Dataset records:
- - - - -

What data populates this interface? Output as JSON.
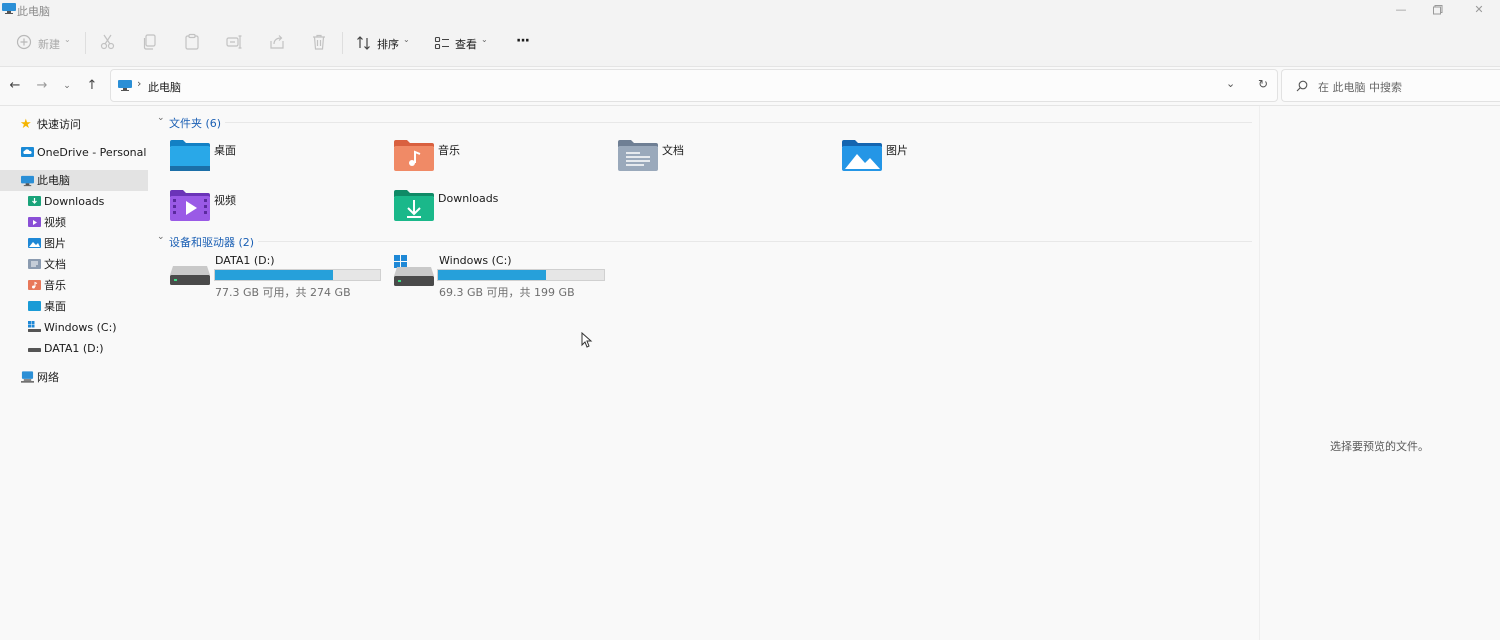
{
  "window": {
    "title": "此电脑"
  },
  "toolbar": {
    "new_label": "新建",
    "sort_label": "排序",
    "view_label": "查看",
    "more_label": "···"
  },
  "address": {
    "breadcrumb": "此电脑",
    "search_placeholder": "在 此电脑 中搜索"
  },
  "sidebar": {
    "quick_access": "快速访问",
    "onedrive": "OneDrive - Personal",
    "this_pc": "此电脑",
    "children": [
      "Downloads",
      "视频",
      "图片",
      "文档",
      "音乐",
      "桌面",
      "Windows (C:)",
      "DATA1 (D:)"
    ],
    "network": "网络"
  },
  "folders": {
    "header": "文件夹 (6)",
    "items": [
      "桌面",
      "音乐",
      "文档",
      "图片",
      "视频",
      "Downloads"
    ]
  },
  "drives": {
    "header": "设备和驱动器 (2)",
    "items": [
      {
        "name": "DATA1 (D:)",
        "info": "77.3 GB 可用，共 274 GB",
        "used_fraction": 0.718
      },
      {
        "name": "Windows (C:)",
        "info": "69.3 GB 可用，共 199 GB",
        "used_fraction": 0.652
      }
    ]
  },
  "preview": {
    "message": "选择要预览的文件。"
  },
  "colors": {
    "accent": "#1a5fb4",
    "bar_fill": "#26a0da",
    "selection": "#e3e3e3"
  }
}
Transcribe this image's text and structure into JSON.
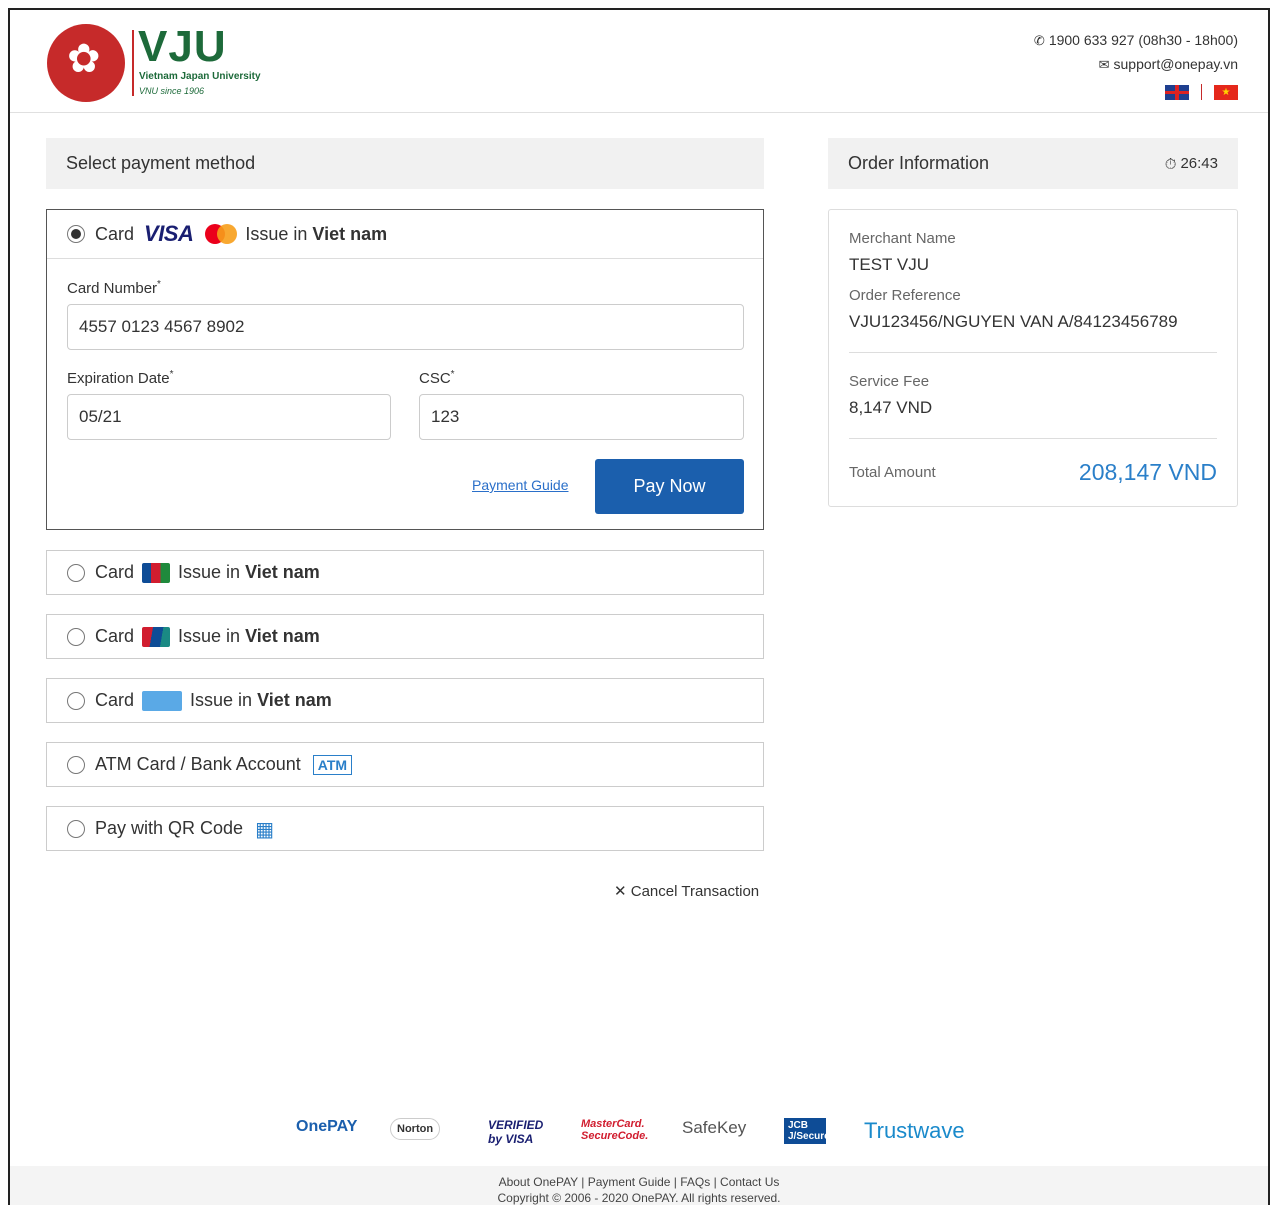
{
  "header": {
    "logo_text": "VJU",
    "logo_subtitle": "Vietnam Japan University",
    "logo_since": "VNU since 1906",
    "phone": "1900 633 927 (08h30 - 18h00)",
    "email": "support@onepay.vn"
  },
  "payment_method": {
    "title": "Select payment method",
    "active_option": {
      "card_label": "Card",
      "visa_text": "VISA",
      "issue_in": "Issue in",
      "issue_country": "Viet nam",
      "card_number_label": "Card Number",
      "card_number_value": "4557 0123 4567 8902",
      "expiration_label": "Expiration Date",
      "expiration_value": "05/21",
      "csc_label": "CSC",
      "csc_value": "123",
      "required_mark": "*",
      "payment_guide": "Payment Guide",
      "pay_now": "Pay Now"
    },
    "options": [
      {
        "label": "Card",
        "icon": "jcb-icon",
        "issue_in": "Issue in",
        "country": "Viet nam"
      },
      {
        "label": "Card",
        "icon": "unionpay-icon",
        "issue_in": "Issue in",
        "country": "Viet nam"
      },
      {
        "label": "Card",
        "icon": "amex-icon",
        "issue_in": "Issue in",
        "country": "Viet nam"
      },
      {
        "label": "ATM Card / Bank Account",
        "badge": "ATM"
      },
      {
        "label": "Pay with QR Code",
        "icon": "qr-code-icon"
      }
    ],
    "cancel": "Cancel Transaction"
  },
  "order": {
    "title": "Order Information",
    "timer": "26:43",
    "merchant_label": "Merchant Name",
    "merchant_value": "TEST VJU",
    "reference_label": "Order Reference",
    "reference_value": "VJU123456/NGUYEN VAN A/84123456789",
    "fee_label": "Service Fee",
    "fee_value": "8,147 VND",
    "total_label": "Total Amount",
    "total_value": "208,147 VND"
  },
  "footer_logos": {
    "onepay": "OnePAY",
    "norton": "Norton",
    "verified": "VERIFIED by VISA",
    "mastercard": "MasterCard. SecureCode.",
    "safekey": "SafeKey",
    "jcb": "JCB J/Secure",
    "trustwave": "Trustwave"
  },
  "footer": {
    "links": "About OnePAY | Payment Guide | FAQs | Contact Us",
    "copyright": "Copyright © 2006 - 2020 OnePAY. All rights reserved."
  },
  "colors": {
    "primary": "#1b5fad",
    "accent": "#2a7fc9",
    "brand_red": "#c62a2a",
    "brand_green": "#1d6a3a"
  }
}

- - - - -

• **Problem description**: Can you restate all the records above word for word while dropping the pictures?

• **Expected answer**:
What data populates this interface? Output as JSON.
{
  "window": {
    "title": "此电脑"
  },
  "toolbar": {
    "new_label": "新建",
    "sort_label": "排序",
    "view_label": "查看",
    "more_label": "···"
  },
  "address": {
    "breadcrumb": "此电脑",
    "search_placeholder": "在 此电脑 中搜索"
  },
  "sidebar": {
    "quick_access": "快速访问",
    "onedrive": "OneDrive - Personal",
    "this_pc": "此电脑",
    "children": [
      "Downloads",
      "视频",
      "图片",
      "文档",
      "音乐",
      "桌面",
      "Windows (C:)",
      "DATA1 (D:)"
    ],
    "network": "网络"
  },
  "folders": {
    "header": "文件夹 (6)",
    "items": [
      "桌面",
      "音乐",
      "文档",
      "图片",
      "视频",
      "Downloads"
    ]
  },
  "drives": {
    "header": "设备和驱动器 (2)",
    "items": [
      {
        "name": "DATA1 (D:)",
        "info": "77.3 GB 可用，共 274 GB",
        "used_fraction": 0.718
      },
      {
        "name": "Windows (C:)",
        "info": "69.3 GB 可用，共 199 GB",
        "used_fraction": 0.652
      }
    ]
  },
  "preview": {
    "message": "选择要预览的文件。"
  },
  "colors": {
    "accent": "#1a5fb4",
    "bar_fill": "#26a0da",
    "selection": "#e3e3e3"
  }
}
Transcribe this image's text and structure into JSON.
{
  "header": {
    "logo_text": "VJU",
    "logo_subtitle": "Vietnam Japan University",
    "logo_since": "VNU since 1906",
    "phone": "1900 633 927 (08h30 - 18h00)",
    "email": "support@onepay.vn"
  },
  "payment_method": {
    "title": "Select payment method",
    "active_option": {
      "card_label": "Card",
      "visa_text": "VISA",
      "issue_in": "Issue in",
      "issue_country": "Viet nam",
      "card_number_label": "Card Number",
      "card_number_value": "4557 0123 4567 8902",
      "expiration_label": "Expiration Date",
      "expiration_value": "05/21",
      "csc_label": "CSC",
      "csc_value": "123",
      "required_mark": "*",
      "payment_guide": "Payment Guide",
      "pay_now": "Pay Now"
    },
    "options": [
      {
        "label": "Card",
        "icon": "jcb-icon",
        "issue_in": "Issue in",
        "country": "Viet nam"
      },
      {
        "label": "Card",
        "icon": "unionpay-icon",
        "issue_in": "Issue in",
        "country": "Viet nam"
      },
      {
        "label": "Card",
        "icon": "amex-icon",
        "issue_in": "Issue in",
        "country": "Viet nam"
      },
      {
        "label": "ATM Card / Bank Account",
        "badge": "ATM"
      },
      {
        "label": "Pay with QR Code",
        "icon": "qr-code-icon"
      }
    ],
    "cancel": "Cancel Transaction"
  },
  "order": {
    "title": "Order Information",
    "timer": "26:43",
    "merchant_label": "Merchant Name",
    "merchant_value": "TEST VJU",
    "reference_label": "Order Reference",
    "reference_value": "VJU123456/NGUYEN VAN A/84123456789",
    "fee_label": "Service Fee",
    "fee_value": "8,147 VND",
    "total_label": "Total Amount",
    "total_value": "208,147 VND"
  },
  "footer_logos": {
    "onepay": "OnePAY",
    "norton": "Norton",
    "verified": "VERIFIED by VISA",
    "mastercard": "MasterCard. SecureCode.",
    "safekey": "SafeKey",
    "jcb": "JCB J/Secure",
    "trustwave": "Trustwave"
  },
  "footer": {
    "links": "About OnePAY | Payment Guide | FAQs | Contact Us",
    "copyright": "Copyright © 2006 - 2020 OnePAY. All rights reserved."
  },
  "colors": {
    "primary": "#1b5fad",
    "accent": "#2a7fc9",
    "brand_red": "#c62a2a",
    "brand_green": "#1d6a3a"
  }
}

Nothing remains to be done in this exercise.